(Data extracts)
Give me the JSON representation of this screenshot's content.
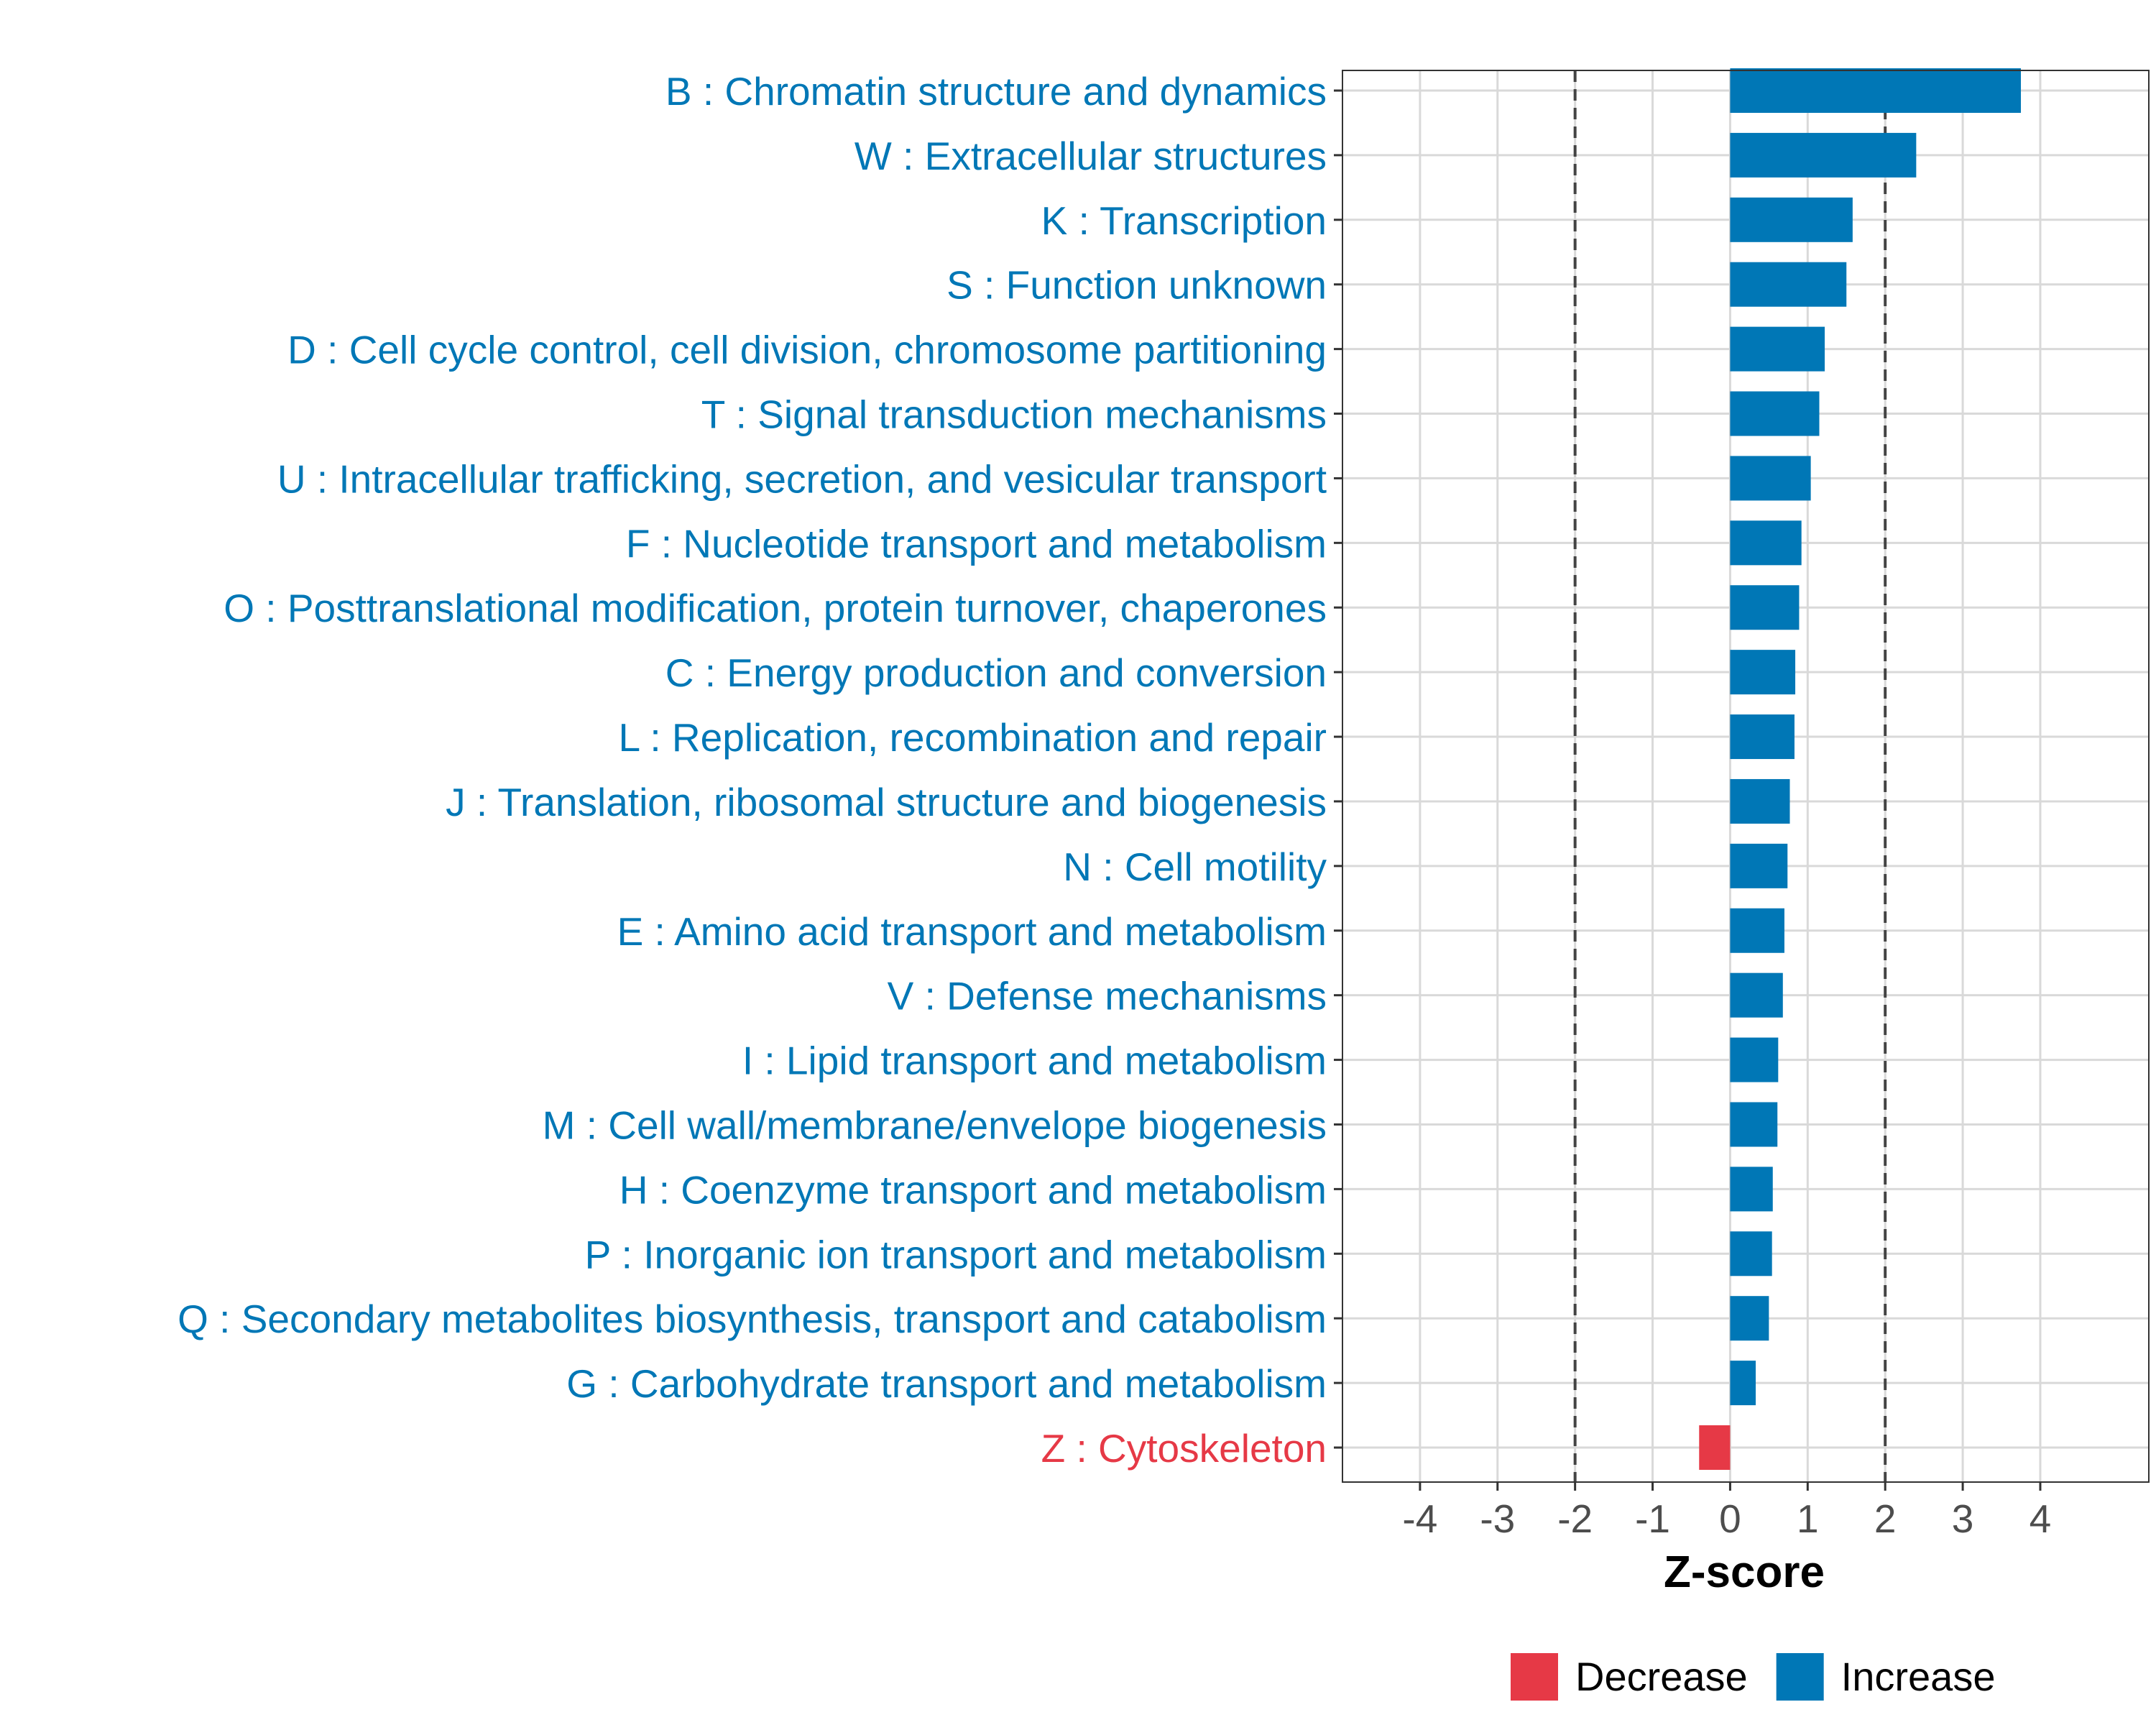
{
  "chart_data": {
    "type": "bar",
    "orientation": "horizontal",
    "title": "",
    "xlabel": "Z-score",
    "ylabel": "",
    "xlim": [
      -5,
      5.4
    ],
    "xticks": [
      -4,
      -3,
      -2,
      -1,
      0,
      1,
      2,
      3,
      4
    ],
    "xtick_labels": [
      "-4",
      "-3",
      "-2",
      "-1",
      "0",
      "1",
      "2",
      "3",
      "4"
    ],
    "reference_lines": [
      -2,
      2
    ],
    "grid": true,
    "legend_position": "bottom",
    "colors": {
      "Increase": "#0077b6",
      "Decrease": "#e63946"
    },
    "legend": [
      {
        "label": "Decrease",
        "color": "#e63946"
      },
      {
        "label": "Increase",
        "color": "#0077b6"
      }
    ],
    "categories": [
      "B : Chromatin structure and dynamics",
      "W : Extracellular structures",
      "K : Transcription",
      "S : Function unknown",
      "D : Cell cycle control, cell division, chromosome partitioning",
      "T : Signal transduction mechanisms",
      "U : Intracellular trafficking, secretion, and vesicular transport",
      "F : Nucleotide transport and metabolism",
      "O : Posttranslational modification, protein turnover, chaperones",
      "C : Energy production and conversion",
      "L : Replication, recombination and repair",
      "J : Translation, ribosomal structure and biogenesis",
      "N : Cell motility",
      "E : Amino acid transport and metabolism",
      "V : Defense mechanisms",
      "I : Lipid transport and metabolism",
      "M : Cell wall/membrane/envelope biogenesis",
      "H : Coenzyme transport and metabolism",
      "P : Inorganic ion transport and metabolism",
      "Q : Secondary metabolites biosynthesis, transport and catabolism",
      "G : Carbohydrate transport and metabolism",
      "Z : Cytoskeleton"
    ],
    "values": [
      3.75,
      2.4,
      1.58,
      1.5,
      1.22,
      1.15,
      1.04,
      0.92,
      0.89,
      0.84,
      0.83,
      0.77,
      0.74,
      0.7,
      0.68,
      0.62,
      0.61,
      0.55,
      0.54,
      0.5,
      0.33,
      -0.4
    ],
    "groups": [
      "Increase",
      "Increase",
      "Increase",
      "Increase",
      "Increase",
      "Increase",
      "Increase",
      "Increase",
      "Increase",
      "Increase",
      "Increase",
      "Increase",
      "Increase",
      "Increase",
      "Increase",
      "Increase",
      "Increase",
      "Increase",
      "Increase",
      "Increase",
      "Increase",
      "Decrease"
    ]
  }
}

(Task to complete)
Count how many lines in the material above hold the word "mechanisms", then write the number and nothing more.

(The completed task)
2